[Records for the task start]
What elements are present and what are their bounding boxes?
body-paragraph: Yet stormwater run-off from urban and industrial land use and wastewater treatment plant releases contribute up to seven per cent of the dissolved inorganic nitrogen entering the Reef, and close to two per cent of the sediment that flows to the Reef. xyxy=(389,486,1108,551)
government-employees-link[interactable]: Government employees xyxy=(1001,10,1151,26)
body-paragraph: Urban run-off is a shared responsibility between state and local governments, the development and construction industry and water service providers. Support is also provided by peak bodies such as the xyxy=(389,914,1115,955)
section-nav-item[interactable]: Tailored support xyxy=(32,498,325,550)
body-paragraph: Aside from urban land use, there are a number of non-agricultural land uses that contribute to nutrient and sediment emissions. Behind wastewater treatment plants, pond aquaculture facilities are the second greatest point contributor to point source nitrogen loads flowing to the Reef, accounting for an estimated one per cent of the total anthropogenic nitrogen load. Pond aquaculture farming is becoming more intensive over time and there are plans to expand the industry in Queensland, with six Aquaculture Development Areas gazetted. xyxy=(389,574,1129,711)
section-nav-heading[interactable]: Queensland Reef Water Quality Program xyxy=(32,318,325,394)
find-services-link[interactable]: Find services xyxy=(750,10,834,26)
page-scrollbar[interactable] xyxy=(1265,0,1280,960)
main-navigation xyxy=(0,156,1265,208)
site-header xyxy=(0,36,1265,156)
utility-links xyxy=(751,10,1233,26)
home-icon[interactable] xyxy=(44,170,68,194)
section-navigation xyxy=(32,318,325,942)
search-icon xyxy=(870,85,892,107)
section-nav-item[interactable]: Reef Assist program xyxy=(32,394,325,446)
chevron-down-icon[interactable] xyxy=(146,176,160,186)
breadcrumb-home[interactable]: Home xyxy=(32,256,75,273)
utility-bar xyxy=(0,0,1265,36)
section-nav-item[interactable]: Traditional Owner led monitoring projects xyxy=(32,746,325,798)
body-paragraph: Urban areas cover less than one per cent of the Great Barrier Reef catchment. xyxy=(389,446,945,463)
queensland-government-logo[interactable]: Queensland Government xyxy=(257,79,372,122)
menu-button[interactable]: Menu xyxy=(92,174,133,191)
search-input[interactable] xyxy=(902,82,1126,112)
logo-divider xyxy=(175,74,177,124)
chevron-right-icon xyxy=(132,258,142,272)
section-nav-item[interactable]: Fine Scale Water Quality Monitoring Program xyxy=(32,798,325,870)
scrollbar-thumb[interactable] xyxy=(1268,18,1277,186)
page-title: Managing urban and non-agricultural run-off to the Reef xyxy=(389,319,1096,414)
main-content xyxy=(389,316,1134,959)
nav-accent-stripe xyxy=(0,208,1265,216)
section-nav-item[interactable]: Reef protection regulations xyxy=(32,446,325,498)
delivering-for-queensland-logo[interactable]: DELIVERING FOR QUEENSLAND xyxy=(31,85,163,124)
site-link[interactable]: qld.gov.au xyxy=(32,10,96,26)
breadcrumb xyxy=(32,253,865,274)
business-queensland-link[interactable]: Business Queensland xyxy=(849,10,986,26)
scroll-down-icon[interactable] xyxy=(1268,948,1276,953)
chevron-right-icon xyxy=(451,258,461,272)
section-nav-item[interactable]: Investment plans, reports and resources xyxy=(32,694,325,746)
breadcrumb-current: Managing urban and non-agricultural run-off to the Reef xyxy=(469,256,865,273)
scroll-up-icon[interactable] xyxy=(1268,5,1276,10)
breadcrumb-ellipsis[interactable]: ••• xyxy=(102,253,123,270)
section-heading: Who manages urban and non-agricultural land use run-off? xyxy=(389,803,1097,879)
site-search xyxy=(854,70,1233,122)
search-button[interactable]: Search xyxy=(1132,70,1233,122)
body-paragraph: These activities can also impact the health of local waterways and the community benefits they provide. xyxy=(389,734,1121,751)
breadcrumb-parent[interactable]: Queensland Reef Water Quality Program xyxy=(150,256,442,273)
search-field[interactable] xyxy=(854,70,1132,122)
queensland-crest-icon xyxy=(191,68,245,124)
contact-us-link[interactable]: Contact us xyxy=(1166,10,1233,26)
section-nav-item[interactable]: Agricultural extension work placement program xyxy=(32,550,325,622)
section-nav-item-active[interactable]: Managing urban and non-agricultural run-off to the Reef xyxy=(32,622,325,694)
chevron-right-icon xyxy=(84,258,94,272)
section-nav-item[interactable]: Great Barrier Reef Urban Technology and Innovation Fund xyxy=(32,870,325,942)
[Records for the task end]
[Records for the task start]
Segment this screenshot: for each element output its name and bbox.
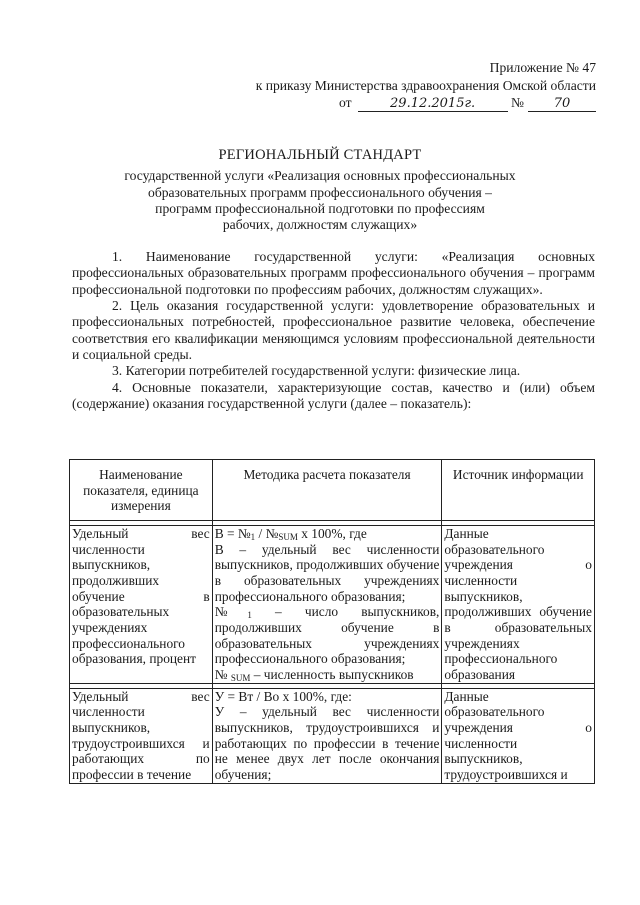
[Records for the task end]
[Records for the task start]
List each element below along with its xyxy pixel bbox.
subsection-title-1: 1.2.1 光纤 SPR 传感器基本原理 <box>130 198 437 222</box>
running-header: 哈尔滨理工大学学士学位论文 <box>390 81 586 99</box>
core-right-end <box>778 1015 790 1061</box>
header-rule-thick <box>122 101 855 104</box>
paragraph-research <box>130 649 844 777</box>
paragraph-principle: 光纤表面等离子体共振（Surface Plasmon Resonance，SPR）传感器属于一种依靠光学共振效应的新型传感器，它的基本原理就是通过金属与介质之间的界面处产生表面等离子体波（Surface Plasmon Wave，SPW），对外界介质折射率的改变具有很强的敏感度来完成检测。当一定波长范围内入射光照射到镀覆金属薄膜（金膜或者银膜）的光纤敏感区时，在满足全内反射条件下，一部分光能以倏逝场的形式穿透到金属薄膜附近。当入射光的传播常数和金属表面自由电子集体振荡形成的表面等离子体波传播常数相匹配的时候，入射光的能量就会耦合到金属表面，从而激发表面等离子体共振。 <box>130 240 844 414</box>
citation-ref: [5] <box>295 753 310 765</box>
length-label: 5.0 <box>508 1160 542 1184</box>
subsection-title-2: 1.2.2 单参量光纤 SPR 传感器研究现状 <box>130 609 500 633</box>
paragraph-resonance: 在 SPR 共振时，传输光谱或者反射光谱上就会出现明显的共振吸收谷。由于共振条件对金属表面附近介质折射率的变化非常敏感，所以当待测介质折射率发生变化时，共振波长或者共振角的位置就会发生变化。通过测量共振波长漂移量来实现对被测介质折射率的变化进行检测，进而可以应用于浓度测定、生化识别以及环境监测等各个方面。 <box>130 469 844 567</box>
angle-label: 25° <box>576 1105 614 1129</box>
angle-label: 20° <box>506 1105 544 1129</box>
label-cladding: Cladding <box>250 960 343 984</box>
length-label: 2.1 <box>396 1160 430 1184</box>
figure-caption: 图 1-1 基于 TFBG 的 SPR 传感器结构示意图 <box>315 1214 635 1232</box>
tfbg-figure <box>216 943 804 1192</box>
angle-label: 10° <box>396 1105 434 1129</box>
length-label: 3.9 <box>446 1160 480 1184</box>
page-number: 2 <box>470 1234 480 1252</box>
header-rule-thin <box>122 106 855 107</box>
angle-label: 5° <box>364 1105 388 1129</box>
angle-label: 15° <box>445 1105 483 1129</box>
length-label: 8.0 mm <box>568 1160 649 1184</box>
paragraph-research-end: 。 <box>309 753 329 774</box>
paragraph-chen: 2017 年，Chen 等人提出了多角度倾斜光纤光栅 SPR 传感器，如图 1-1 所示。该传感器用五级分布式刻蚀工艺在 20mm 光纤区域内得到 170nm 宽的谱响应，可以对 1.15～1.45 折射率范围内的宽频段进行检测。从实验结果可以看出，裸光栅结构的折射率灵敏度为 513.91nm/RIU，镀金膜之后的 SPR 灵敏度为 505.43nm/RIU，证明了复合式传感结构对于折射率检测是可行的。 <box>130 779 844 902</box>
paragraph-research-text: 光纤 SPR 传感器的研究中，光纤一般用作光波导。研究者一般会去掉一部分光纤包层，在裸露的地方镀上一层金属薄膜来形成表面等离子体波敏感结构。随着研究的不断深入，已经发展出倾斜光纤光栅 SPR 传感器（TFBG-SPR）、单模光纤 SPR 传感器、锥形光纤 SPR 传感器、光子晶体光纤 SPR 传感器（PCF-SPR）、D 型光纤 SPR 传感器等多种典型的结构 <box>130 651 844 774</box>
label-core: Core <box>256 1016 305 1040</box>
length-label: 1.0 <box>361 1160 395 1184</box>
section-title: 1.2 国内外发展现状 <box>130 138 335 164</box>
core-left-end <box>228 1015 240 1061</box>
[Records for the task end]
Arrange the lines of data above into a numbered list, starting at the line that contains "What elements are" and ending at the line that contains "body-paragraph: Aside from", with both of those lines included. Leave out any blank lines.

Response to the exercise:
1. What elements are present and what are their bounding boxes?
2. body-paragraph: Yet stormwater run-off from urban and industrial land use and wastewater treatment plant releases contribute up to seven per cent of the dissolved inorganic nitrogen entering the Reef, and close to two per cent of the sediment that flows to the Reef. xyxy=(389,486,1108,551)
3. government-employees-link[interactable]: Government employees xyxy=(1001,10,1151,26)
4. body-paragraph: Urban run-off is a shared responsibility between state and local governments, the development and construction industry and water service providers. Support is also provided by peak bodies such as the xyxy=(389,914,1115,955)
5. section-nav-item[interactable]: Tailored support xyxy=(32,498,325,550)
6. body-paragraph: Aside from urban land use, there are a number of non-agricultural land uses that contribute to nutrient and sediment emissions. Behind wastewater treatment plants, pond aquaculture facilities are the second greatest point contributor to point source nitrogen loads flowing to the Reef, accounting for an estimated one per cent of the total anthropogenic nitrogen load. Pond aquaculture farming is becoming more intensive over time and there are plans to expand the industry in Queensland, with six Aquaculture Development Areas gazetted. xyxy=(389,574,1129,711)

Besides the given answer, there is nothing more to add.